------ TEXT SHOWN

Purchasing a solar energy system is one of the few home improvements that actually pays for itself over time due to the significant utility savings. For many potential customers, this is one of the primary reasons they invest in a home solar power system. Being able to articulate the return on investment and the solar payback period clearly will help you close more sales.
Understanding how the solar panel payback works will help your customers make an informed purchasing decision and help distinguish yourself as a solar energy expert. Earning customer trust is valuable for closing sales and creating a solid reputation as a solar energy installer.
However, it is critical to provide accurate information based on accurate data. If you overestimate the utility savings, your customers will likely be disappointed. But having overly conservative estimates about savings make the system seem less appealing than it actually is. Let’s explore the concept of the solar panel payback period.
What Is A Solar Payback Period?
The payback period is the amount of time it takes for solar system owners to recoup their solar investment and is usually expressed in years. The customer’s financial savings from the system are factored in, such as net metering credits on utility bills, the federal solar tax credit, utility solar incentives, and solar renewable energy certificates (SRECs). The greater the savings and incentives, the shorter the payback period.

------------

*TASKS FOR THIS EXERCISE*
**A)** According to the solar payback article, why should savings estimates be neither too high nor too low? Answer in one to three sentences.
**B)** Revise the passage of the solar payback article starting with "The payback period is" and going on through "the payback period.", putting "break-even period" wherever "payback period" appears.
**C)** Mark each statement yes or no against the solar payback article, quoting the words that decide it: (i) The payback period is usually expressed in months. (ii) Net metering credits on utility bills are among the savings factored into the payback period. (iii) Greater savings and incentives make the payback period longer.
The listing plays no part in anything asked here.

------ INFORMATION PROVIDED

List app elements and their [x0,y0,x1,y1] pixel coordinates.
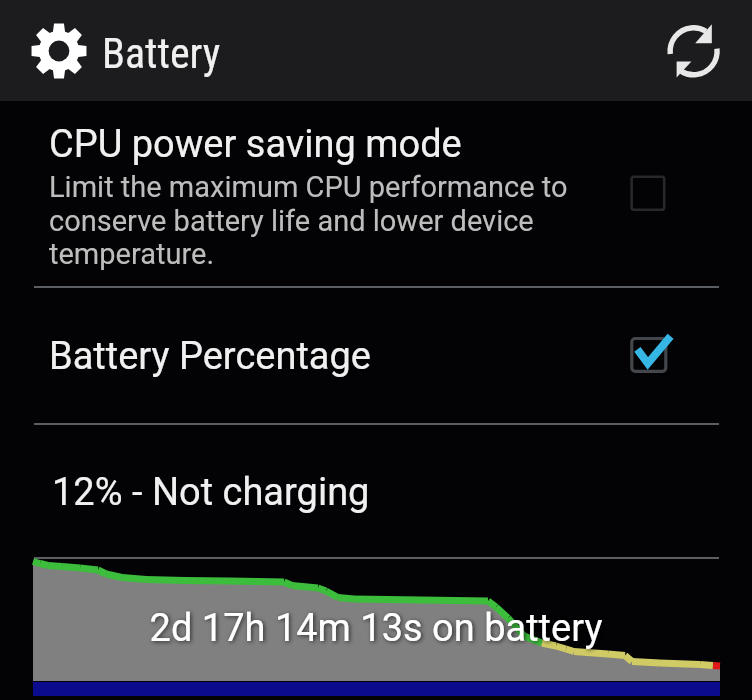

------------

*WRITTEN ANSWERS*
**A)** Overestimating the utility savings will likely leave customers disappointed. Overly conservative estimates make the system seem less appealing than it actually is.

**B)**
The break-even period is the amount of time it takes for solar system owners to recoup their solar investment and is usually expressed in years. The customer’s financial savings from the system are factored in, such as net metering credits on utility bills, the federal solar tax credit, utility solar incentives, and solar renewable energy certificates (SRECs). The greater the savings and incentives, the shorter the break-even period.

**C)**
(i) No: "is usually expressed in years"
(ii) Yes: "such as net metering credits on utility bills"
(iii) No: "The greater the savings and incentives, the shorter the payback period."